Say how many lines of these entries include the word "peak", and answer with the number alone.

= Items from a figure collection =
★ ★ ★ ★ ★
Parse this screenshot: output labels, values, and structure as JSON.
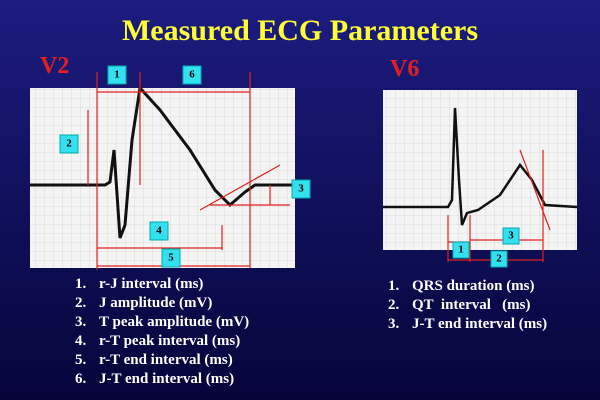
{
  "title": "Measured ECG Parameters",
  "panels": [
    {
      "lead": "V2",
      "markers": [
        "1",
        "6",
        "2",
        "3",
        "4",
        "5"
      ],
      "items": [
        {
          "n": "1.",
          "text": "r-J interval (ms)"
        },
        {
          "n": "2.",
          "text": "J amplitude (mV)"
        },
        {
          "n": "3.",
          "text": "T peak amplitude (mV)"
        },
        {
          "n": "4.",
          "text": "r-T peak interval (ms)"
        },
        {
          "n": "5.",
          "text": "r-T end interval (ms)"
        },
        {
          "n": "6.",
          "text": "J-T end interval (ms)"
        }
      ]
    },
    {
      "lead": "V6",
      "markers": [
        "1",
        "3",
        "2"
      ],
      "items": [
        {
          "n": "1.",
          "text": "QRS duration (ms)"
        },
        {
          "n": "2.",
          "text": "QT  interval   (ms)"
        },
        {
          "n": "3.",
          "text": "J-T end interval (ms)"
        }
      ]
    }
  ]
}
★ ★ ★ ★ ★
= Full solution =
2